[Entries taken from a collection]

::::

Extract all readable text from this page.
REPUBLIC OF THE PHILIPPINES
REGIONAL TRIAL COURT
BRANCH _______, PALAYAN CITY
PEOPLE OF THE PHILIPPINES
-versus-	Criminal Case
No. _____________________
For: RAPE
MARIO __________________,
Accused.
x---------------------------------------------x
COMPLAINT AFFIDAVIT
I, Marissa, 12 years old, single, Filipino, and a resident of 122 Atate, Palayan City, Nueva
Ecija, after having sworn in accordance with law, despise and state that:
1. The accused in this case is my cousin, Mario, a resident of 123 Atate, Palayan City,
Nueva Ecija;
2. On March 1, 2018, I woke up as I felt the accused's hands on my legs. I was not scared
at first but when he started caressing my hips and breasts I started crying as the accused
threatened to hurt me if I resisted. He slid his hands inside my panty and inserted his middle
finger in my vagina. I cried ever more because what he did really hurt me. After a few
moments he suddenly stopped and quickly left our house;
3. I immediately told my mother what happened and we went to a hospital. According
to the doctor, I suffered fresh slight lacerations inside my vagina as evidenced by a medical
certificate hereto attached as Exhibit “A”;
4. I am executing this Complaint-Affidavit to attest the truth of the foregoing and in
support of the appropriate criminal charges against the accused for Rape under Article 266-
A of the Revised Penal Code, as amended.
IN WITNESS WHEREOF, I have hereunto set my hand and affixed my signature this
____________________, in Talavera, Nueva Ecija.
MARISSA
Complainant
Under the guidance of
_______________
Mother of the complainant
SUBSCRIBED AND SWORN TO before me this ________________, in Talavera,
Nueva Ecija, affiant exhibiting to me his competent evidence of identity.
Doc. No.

::::

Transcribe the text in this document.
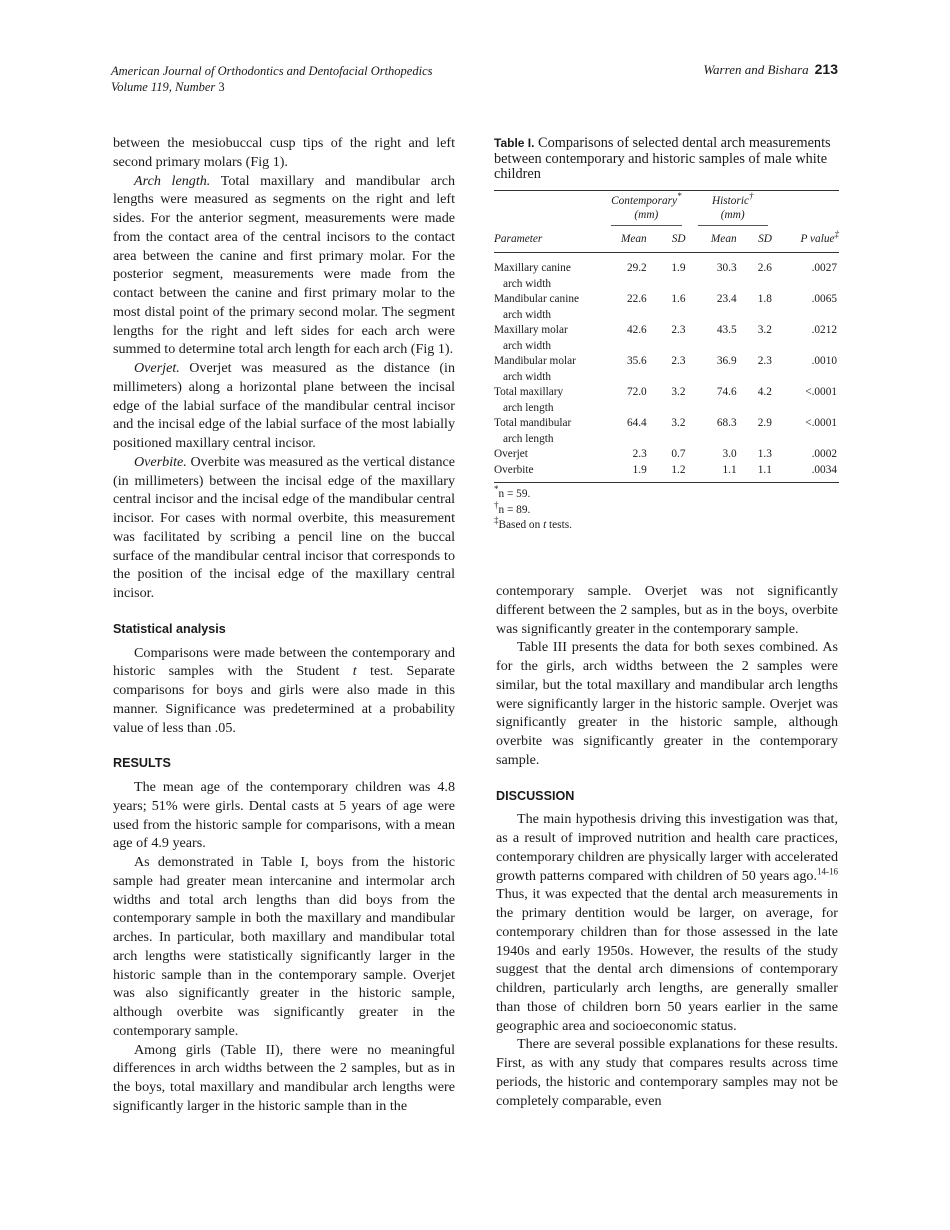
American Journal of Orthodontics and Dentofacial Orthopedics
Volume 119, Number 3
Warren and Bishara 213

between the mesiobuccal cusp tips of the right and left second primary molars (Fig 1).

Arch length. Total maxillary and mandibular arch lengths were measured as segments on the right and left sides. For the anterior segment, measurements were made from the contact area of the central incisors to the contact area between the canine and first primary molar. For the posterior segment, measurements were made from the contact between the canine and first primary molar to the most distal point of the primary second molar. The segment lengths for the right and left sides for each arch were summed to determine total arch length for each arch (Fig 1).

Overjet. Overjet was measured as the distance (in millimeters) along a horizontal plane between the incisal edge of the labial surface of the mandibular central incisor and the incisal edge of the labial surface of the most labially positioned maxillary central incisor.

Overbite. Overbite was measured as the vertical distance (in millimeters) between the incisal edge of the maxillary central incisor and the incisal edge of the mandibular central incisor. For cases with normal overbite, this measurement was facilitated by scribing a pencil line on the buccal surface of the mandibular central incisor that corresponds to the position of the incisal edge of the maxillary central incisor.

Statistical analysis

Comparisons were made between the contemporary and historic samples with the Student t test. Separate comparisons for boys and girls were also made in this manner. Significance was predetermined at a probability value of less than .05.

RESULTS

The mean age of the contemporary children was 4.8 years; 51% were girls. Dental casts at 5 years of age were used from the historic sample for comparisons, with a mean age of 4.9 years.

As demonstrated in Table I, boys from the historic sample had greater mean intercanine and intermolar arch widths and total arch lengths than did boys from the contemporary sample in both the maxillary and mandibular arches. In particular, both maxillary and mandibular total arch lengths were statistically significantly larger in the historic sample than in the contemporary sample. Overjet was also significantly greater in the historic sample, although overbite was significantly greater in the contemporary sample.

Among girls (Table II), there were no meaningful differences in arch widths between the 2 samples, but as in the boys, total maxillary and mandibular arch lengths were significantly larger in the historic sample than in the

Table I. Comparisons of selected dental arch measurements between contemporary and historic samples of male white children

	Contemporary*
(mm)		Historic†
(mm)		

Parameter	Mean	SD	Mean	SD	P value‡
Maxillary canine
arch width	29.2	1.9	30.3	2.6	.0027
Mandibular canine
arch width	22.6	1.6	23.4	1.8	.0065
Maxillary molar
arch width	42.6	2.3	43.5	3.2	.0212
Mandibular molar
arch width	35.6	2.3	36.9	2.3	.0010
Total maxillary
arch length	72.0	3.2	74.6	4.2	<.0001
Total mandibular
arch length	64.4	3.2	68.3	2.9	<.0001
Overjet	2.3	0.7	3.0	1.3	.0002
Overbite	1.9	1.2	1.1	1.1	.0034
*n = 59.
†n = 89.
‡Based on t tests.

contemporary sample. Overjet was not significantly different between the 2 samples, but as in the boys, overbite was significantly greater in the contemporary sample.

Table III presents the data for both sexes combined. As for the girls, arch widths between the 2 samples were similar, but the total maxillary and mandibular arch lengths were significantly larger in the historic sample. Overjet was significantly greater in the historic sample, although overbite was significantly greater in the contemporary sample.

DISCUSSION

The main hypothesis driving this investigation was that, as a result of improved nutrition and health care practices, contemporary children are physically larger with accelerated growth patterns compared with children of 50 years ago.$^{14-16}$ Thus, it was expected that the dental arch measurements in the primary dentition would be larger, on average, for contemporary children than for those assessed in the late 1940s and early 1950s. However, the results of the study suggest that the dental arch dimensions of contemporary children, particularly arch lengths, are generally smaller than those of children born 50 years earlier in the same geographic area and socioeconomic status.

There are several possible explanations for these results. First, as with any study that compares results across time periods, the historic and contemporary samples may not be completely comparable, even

::::

EXERCISE: Looking at the data above, show all lines where the word "value" occurs.

RIGHT ANSWER:
Comparisons were made between the contemporary and historic samples with the Student t test. Separate comparisons for boys and girls were also made in this manner. Significance was predetermined at a probability value of less than .05.
Parameter	Mean	SD	Mean	SD	P value‡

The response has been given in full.